>> Begin

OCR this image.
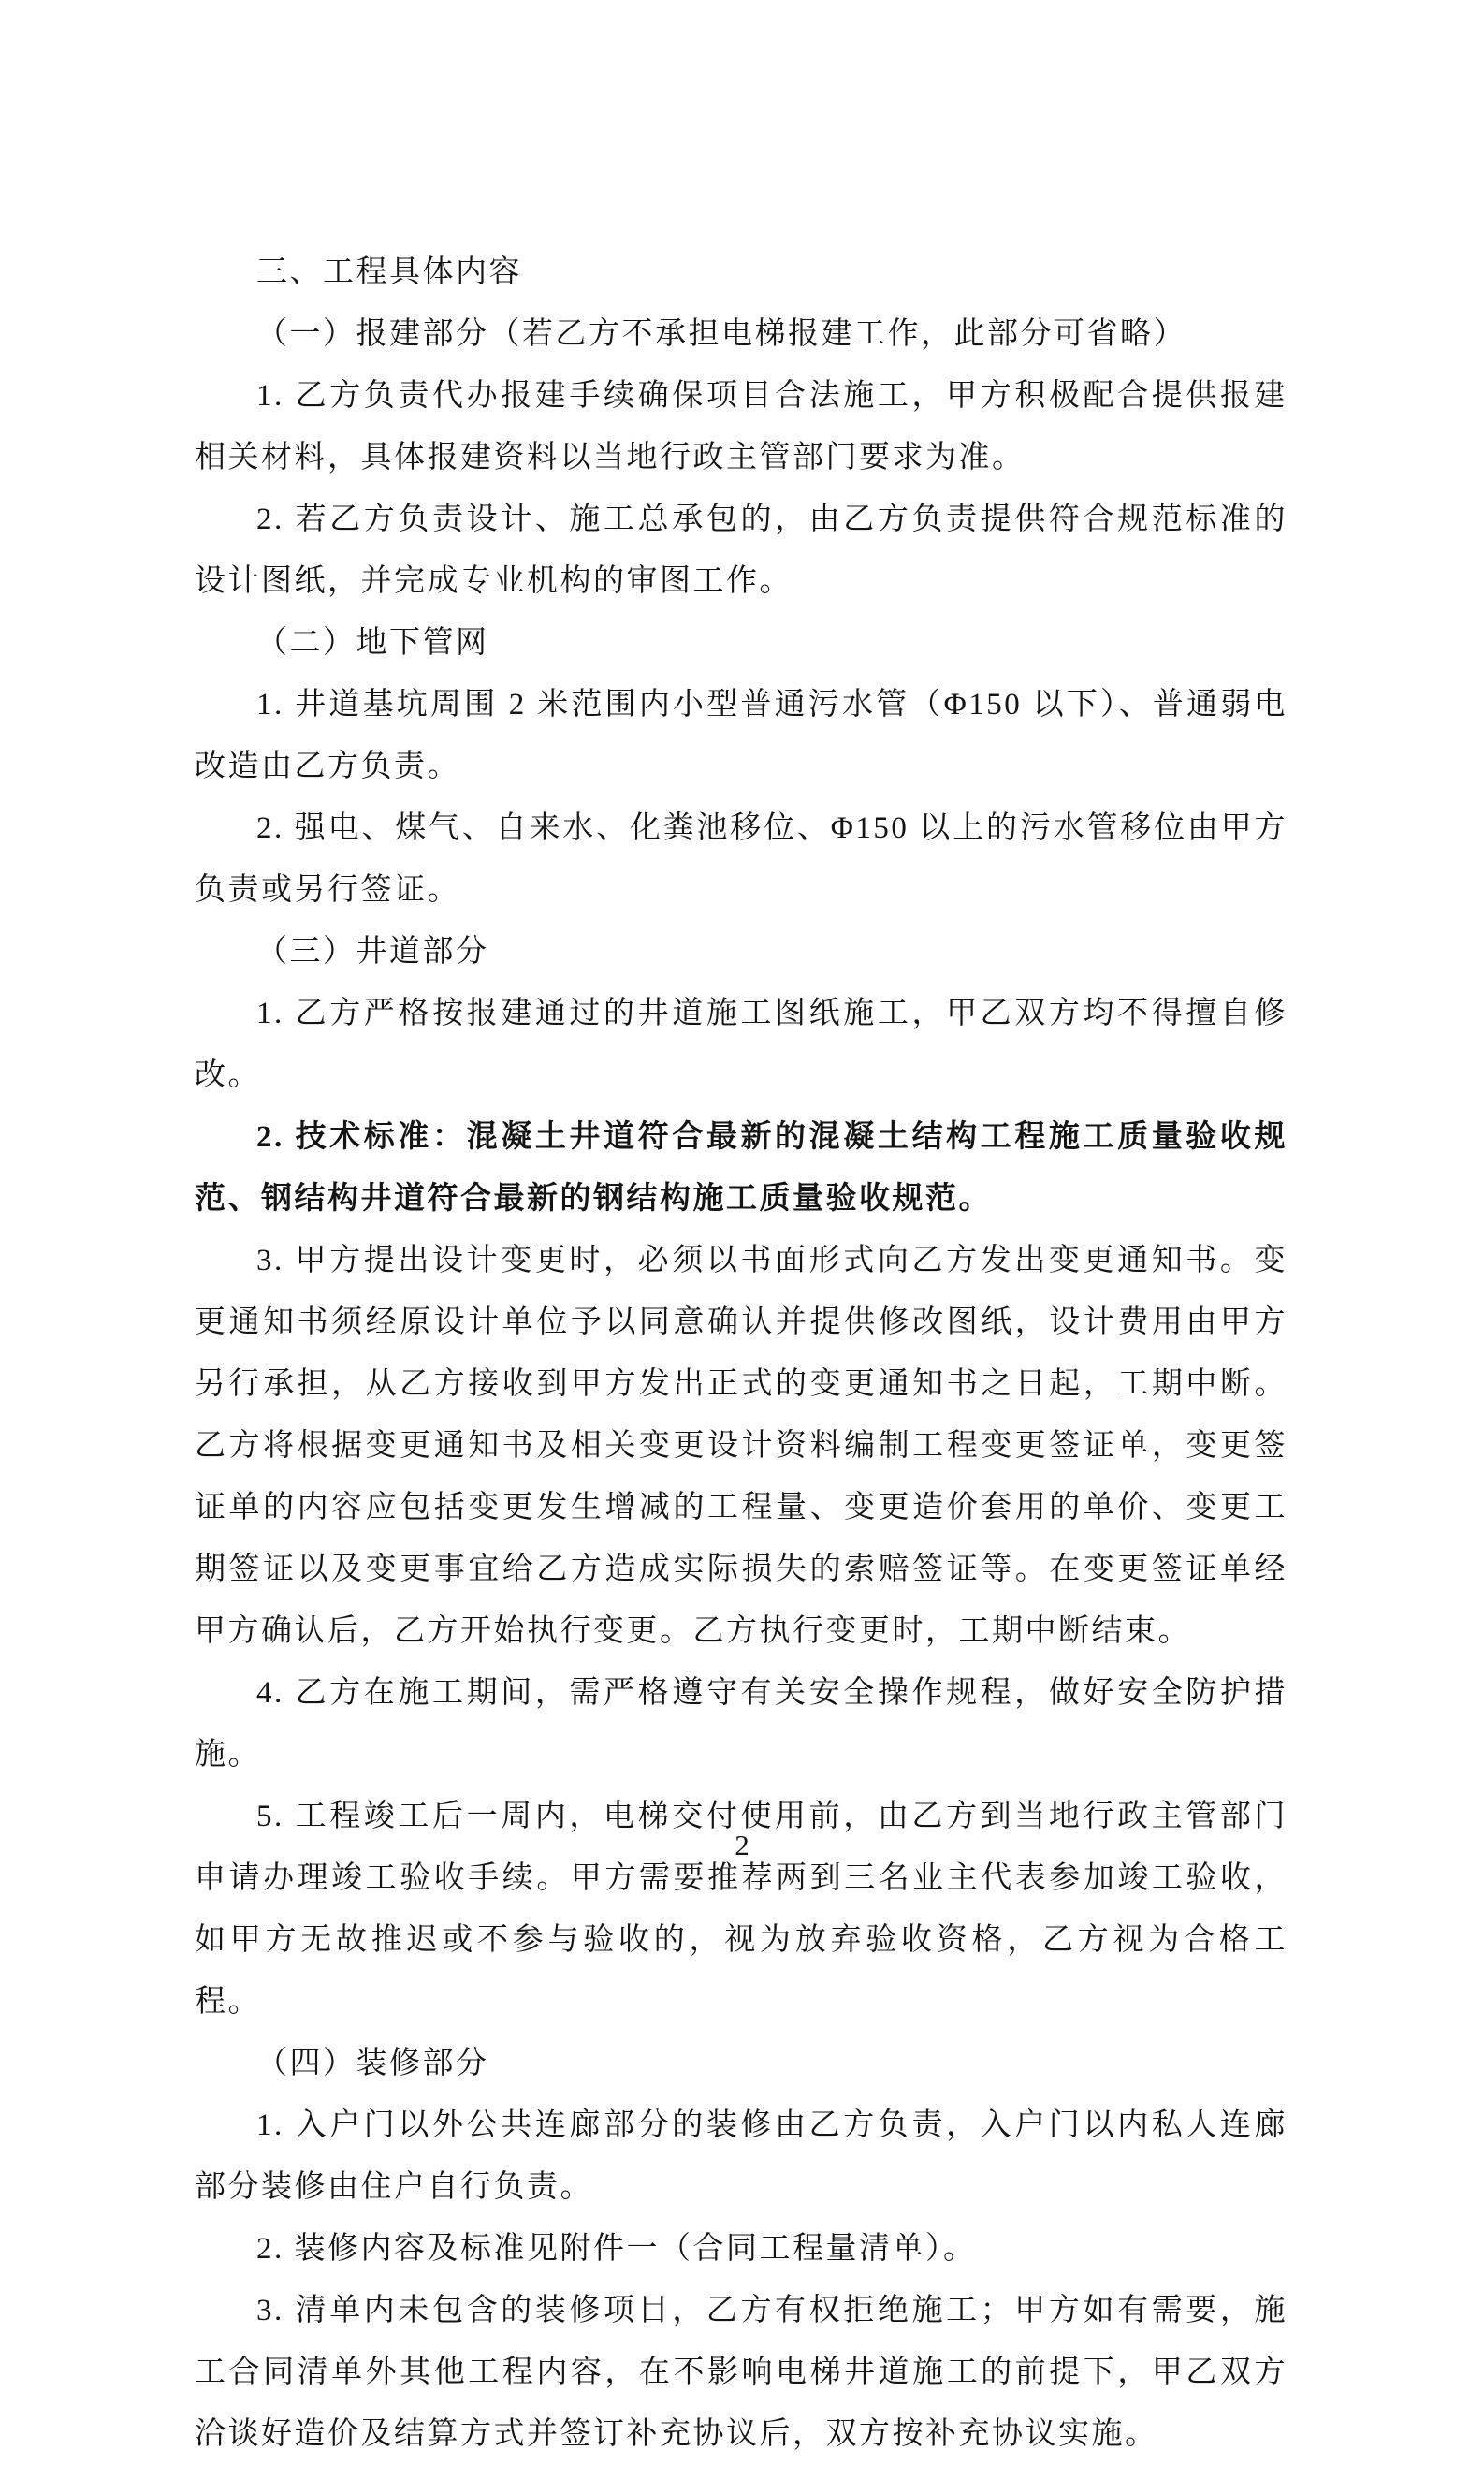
三、工程具体内容
（一）报建部分（若乙方不承担电梯报建工作，此部分可省略）
1. 乙方负责代办报建手续确保项目合法施工，甲方积极配合提供报建相关材料，具体报建资料以当地行政主管部门要求为准。
2. 若乙方负责设计、施工总承包的，由乙方负责提供符合规范标准的设计图纸，并完成专业机构的审图工作。
（二）地下管网
1. 井道基坑周围 2 米范围内小型普通污水管（Φ150 以下）、普通弱电改造由乙方负责。
2. 强电、煤气、自来水、化粪池移位、Φ150 以上的污水管移位由甲方负责或另行签证。
（三）井道部分
1. 乙方严格按报建通过的井道施工图纸施工，甲乙双方均不得擅自修改。
2. 技术标准：混凝土井道符合最新的混凝土结构工程施工质量验收规范、钢结构井道符合最新的钢结构施工质量验收规范。
3. 甲方提出设计变更时，必须以书面形式向乙方发出变更通知书。变更通知书须经原设计单位予以同意确认并提供修改图纸，设计费用由甲方另行承担，从乙方接收到甲方发出正式的变更通知书之日起，工期中断。乙方将根据变更通知书及相关变更设计资料编制工程变更签证单，变更签证单的内容应包括变更发生增减的工程量、变更造价套用的单价、变更工期签证以及变更事宜给乙方造成实际损失的索赔签证等。在变更签证单经甲方确认后，乙方开始执行变更。乙方执行变更时，工期中断结束。
4. 乙方在施工期间，需严格遵守有关安全操作规程，做好安全防护措施。
5. 工程竣工后一周内，电梯交付使用前，由乙方到当地行政主管部门申请办理竣工验收手续。甲方需要推荐两到三名业主代表参加竣工验收，如甲方无故推迟或不参与验收的，视为放弃验收资格，乙方视为合格工程。
（四）装修部分
1. 入户门以外公共连廊部分的装修由乙方负责，入户门以内私人连廊部分装修由住户自行负责。
2. 装修内容及标准见附件一（合同工程量清单）。
3. 清单内未包含的装修项目，乙方有权拒绝施工；甲方如有需要，施工合同清单外其他工程内容，在不影响电梯井道施工的前提下，甲乙双方洽谈好造价及结算方式并签订补充协议后，双方按补充协议实施。
2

>> End

=== Short problem ===
Write out again every line above exactly as given; the pictures do not belong in the copy.

=== Full answer ===
OCR this image.
三、工程具体内容
（一）报建部分（若乙方不承担电梯报建工作，此部分可省略）
1. 乙方负责代办报建手续确保项目合法施工，甲方积极配合提供报建相关材料，具体报建资料以当地行政主管部门要求为准。
2. 若乙方负责设计、施工总承包的，由乙方负责提供符合规范标准的设计图纸，并完成专业机构的审图工作。
（二）地下管网
1. 井道基坑周围 2 米范围内小型普通污水管（Φ150 以下）、普通弱电改造由乙方负责。
2. 强电、煤气、自来水、化粪池移位、Φ150 以上的污水管移位由甲方负责或另行签证。
（三）井道部分
1. 乙方严格按报建通过的井道施工图纸施工，甲乙双方均不得擅自修改。
2. 技术标准：混凝土井道符合最新的混凝土结构工程施工质量验收规范、钢结构井道符合最新的钢结构施工质量验收规范。
3. 甲方提出设计变更时，必须以书面形式向乙方发出变更通知书。变更通知书须经原设计单位予以同意确认并提供修改图纸，设计费用由甲方另行承担，从乙方接收到甲方发出正式的变更通知书之日起，工期中断。乙方将根据变更通知书及相关变更设计资料编制工程变更签证单，变更签证单的内容应包括变更发生增减的工程量、变更造价套用的单价、变更工期签证以及变更事宜给乙方造成实际损失的索赔签证等。在变更签证单经甲方确认后，乙方开始执行变更。乙方执行变更时，工期中断结束。
4. 乙方在施工期间，需严格遵守有关安全操作规程，做好安全防护措施。
5. 工程竣工后一周内，电梯交付使用前，由乙方到当地行政主管部门申请办理竣工验收手续。甲方需要推荐两到三名业主代表参加竣工验收，如甲方无故推迟或不参与验收的，视为放弃验收资格，乙方视为合格工程。
（四）装修部分
1. 入户门以外公共连廊部分的装修由乙方负责，入户门以内私人连廊部分装修由住户自行负责。
2. 装修内容及标准见附件一（合同工程量清单）。
3. 清单内未包含的装修项目，乙方有权拒绝施工；甲方如有需要，施工合同清单外其他工程内容，在不影响电梯井道施工的前提下，甲乙双方洽谈好造价及结算方式并签订补充协议后，双方按补充协议实施。
2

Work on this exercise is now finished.